** start **
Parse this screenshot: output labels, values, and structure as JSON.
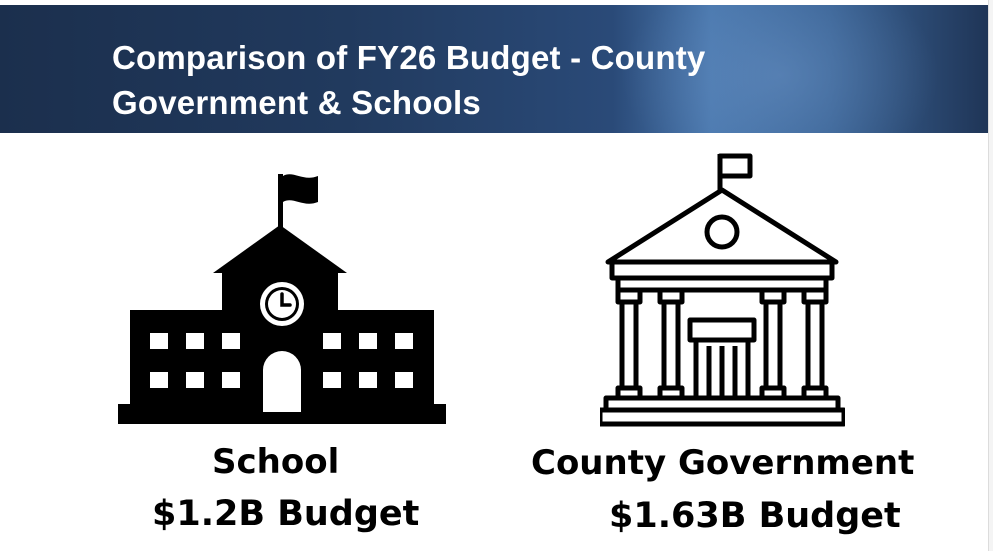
{
  "slide": {
    "title_line1": "Comparison of FY26 Budget - County",
    "title_line2": "Government & Schools"
  },
  "school": {
    "label": "School",
    "budget": "$1.2B Budget",
    "icon": "school-building-icon"
  },
  "county": {
    "label": "County Government",
    "budget": "$1.63B Budget",
    "icon": "government-building-icon"
  },
  "colors": {
    "banner_dark": "#1b2f4d",
    "banner_light": "#4a78ae",
    "title_text": "#ffffff",
    "body_text": "#000000"
  }
}
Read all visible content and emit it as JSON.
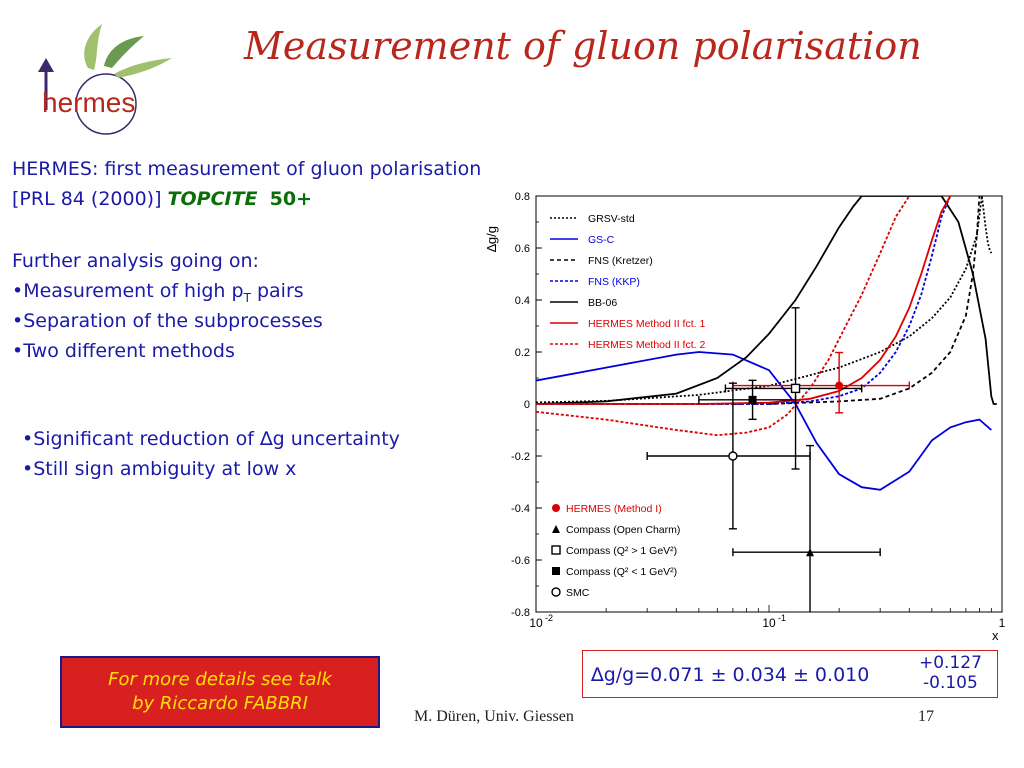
{
  "slide": {
    "title": "Measurement of gluon polarisation",
    "logo_text": "hermes",
    "line1": "HERMES: first measurement of gluon polarisation",
    "line2_prefix": "[PRL 84 (2000)] ",
    "line2_topcite": "TOPCITE",
    "line2_count": "50+",
    "further": "Further analysis going on:",
    "bullets": [
      "Measurement of high p",
      "Separation of the subprocesses",
      "Two different methods"
    ],
    "bullet1_sub": "T",
    "bullet1_tail": " pairs",
    "bullets2": [
      "Significant reduction of ∆g uncertainty",
      "Still sign ambiguity at low x"
    ],
    "talk_line1": "For more details see talk",
    "talk_line2": "by Riccardo FABBRI",
    "footer_author": "M. Düren, Univ. Giessen",
    "page_number": "17",
    "result_main": "∆g/g=0.071 ± 0.034 ± 0.010",
    "result_up": "+0.127",
    "result_down": "-0.105"
  },
  "colors": {
    "title": "#b8261c",
    "text": "#1a1aa8",
    "highlight": "#0a6e0a",
    "talk_bg": "#d82020",
    "talk_text": "#ffe000"
  },
  "chart_data": {
    "type": "line",
    "xlabel": "x",
    "ylabel": "∆g/g",
    "xscale": "log",
    "xlim": [
      0.01,
      1
    ],
    "ylim": [
      -0.8,
      0.8
    ],
    "xticks": [
      {
        "v": 0.01,
        "label": "10",
        "exp": "-2"
      },
      {
        "v": 0.1,
        "label": "10",
        "exp": "-1"
      },
      {
        "v": 1,
        "label": "1",
        "exp": ""
      }
    ],
    "yticks": [
      0.8,
      0.6,
      0.4,
      0.2,
      0,
      -0.2,
      -0.4,
      -0.6,
      -0.8
    ],
    "series": [
      {
        "name": "GRSV-std",
        "color": "#000000",
        "dash": "2,2",
        "x": [
          0.01,
          0.02,
          0.05,
          0.1,
          0.2,
          0.3,
          0.4,
          0.5,
          0.6,
          0.7,
          0.78,
          0.82,
          0.85,
          0.87,
          0.88,
          0.9
        ],
        "y": [
          0.006,
          0.012,
          0.035,
          0.07,
          0.14,
          0.2,
          0.26,
          0.33,
          0.41,
          0.52,
          0.65,
          0.8,
          0.68,
          0.62,
          0.6,
          0.58
        ]
      },
      {
        "name": "GS-C",
        "color": "#0000dd",
        "dash": "",
        "x": [
          0.01,
          0.02,
          0.04,
          0.05,
          0.07,
          0.1,
          0.13,
          0.16,
          0.2,
          0.25,
          0.3,
          0.4,
          0.5,
          0.6,
          0.7,
          0.8,
          0.9
        ],
        "y": [
          0.09,
          0.14,
          0.19,
          0.2,
          0.19,
          0.13,
          0.0,
          -0.15,
          -0.27,
          -0.32,
          -0.33,
          -0.26,
          -0.14,
          -0.09,
          -0.07,
          -0.06,
          -0.1
        ]
      },
      {
        "name": "FNS (Kretzer)",
        "color": "#000000",
        "dash": "4,3",
        "x": [
          0.01,
          0.05,
          0.1,
          0.2,
          0.3,
          0.4,
          0.5,
          0.6,
          0.7,
          0.75,
          0.78,
          0.8
        ],
        "y": [
          0.0,
          0.0,
          0.0,
          0.01,
          0.02,
          0.06,
          0.12,
          0.2,
          0.34,
          0.5,
          0.65,
          0.8
        ]
      },
      {
        "name": "FNS (KKP)",
        "color": "#0000dd",
        "dash": "3,2",
        "x": [
          0.01,
          0.05,
          0.1,
          0.15,
          0.2,
          0.25,
          0.3,
          0.35,
          0.4,
          0.45,
          0.5,
          0.55,
          0.6
        ],
        "y": [
          0.0,
          0.0,
          0.0,
          0.01,
          0.03,
          0.06,
          0.12,
          0.2,
          0.3,
          0.42,
          0.57,
          0.72,
          0.8
        ]
      },
      {
        "name": "BB-06",
        "color": "#000000",
        "dash": "",
        "x": [
          0.01,
          0.02,
          0.04,
          0.06,
          0.08,
          0.1,
          0.13,
          0.16,
          0.2,
          0.23,
          0.25,
          0.45,
          0.55,
          0.65,
          0.75,
          0.85,
          0.9,
          0.92,
          0.95
        ],
        "y": [
          0.0,
          0.01,
          0.04,
          0.1,
          0.18,
          0.27,
          0.4,
          0.53,
          0.68,
          0.76,
          0.8,
          0.8,
          0.8,
          0.7,
          0.5,
          0.25,
          0.03,
          0.0,
          0.0
        ]
      },
      {
        "name": "HERMES Method II fct. 1",
        "color": "#dd0000",
        "dash": "",
        "x": [
          0.01,
          0.05,
          0.1,
          0.15,
          0.2,
          0.25,
          0.3,
          0.35,
          0.4,
          0.45,
          0.5,
          0.55,
          0.6
        ],
        "y": [
          0.0,
          0.0,
          0.005,
          0.02,
          0.05,
          0.1,
          0.17,
          0.26,
          0.37,
          0.5,
          0.63,
          0.74,
          0.8
        ]
      },
      {
        "name": "HERMES Method II fct. 2",
        "color": "#dd0000",
        "dash": "3,2",
        "x": [
          0.01,
          0.02,
          0.04,
          0.06,
          0.08,
          0.1,
          0.12,
          0.15,
          0.18,
          0.2,
          0.25,
          0.3,
          0.35,
          0.4
        ],
        "y": [
          -0.03,
          -0.06,
          -0.1,
          -0.12,
          -0.11,
          -0.09,
          -0.04,
          0.06,
          0.17,
          0.25,
          0.42,
          0.58,
          0.72,
          0.8
        ]
      }
    ],
    "points": [
      {
        "name": "HERMES (Method I)",
        "marker": "filled-circle",
        "color": "#dd0000",
        "x": 0.2,
        "y": 0.071,
        "yerr_up": 0.127,
        "yerr_down": 0.105,
        "xerr_low": 0.07,
        "xerr_high": 0.4
      },
      {
        "name": "Compass (Open Charm)",
        "marker": "filled-triangle",
        "color": "#000000",
        "x": 0.15,
        "y": -0.57,
        "yerr_up": 0.41,
        "yerr_down": 0.41,
        "xerr_low": 0.07,
        "xerr_high": 0.3
      },
      {
        "name": "Compass (Q² > 1 GeV²)",
        "marker": "open-square",
        "color": "#000000",
        "x": 0.13,
        "y": 0.06,
        "yerr_up": 0.31,
        "yerr_down": 0.31,
        "xerr_low": 0.065,
        "xerr_high": 0.25
      },
      {
        "name": "Compass (Q² < 1 GeV²)",
        "marker": "filled-square",
        "color": "#000000",
        "x": 0.085,
        "y": 0.016,
        "yerr_up": 0.075,
        "yerr_down": 0.075,
        "xerr_low": 0.05,
        "xerr_high": 0.13
      },
      {
        "name": "SMC",
        "marker": "open-circle",
        "color": "#000000",
        "x": 0.07,
        "y": -0.2,
        "yerr_up": 0.28,
        "yerr_down": 0.28,
        "xerr_low": 0.03,
        "xerr_high": 0.15
      }
    ],
    "legend_lines_placement": "top-left",
    "legend_points_placement": "bottom-left"
  }
}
** end **
Go through the listing above and pull out each line containing the word "polarisation".

- **Full solution**:
    "title": "Measurement of gluon polarisation",
    "line1": "HERMES: first measurement of gluon polarisation",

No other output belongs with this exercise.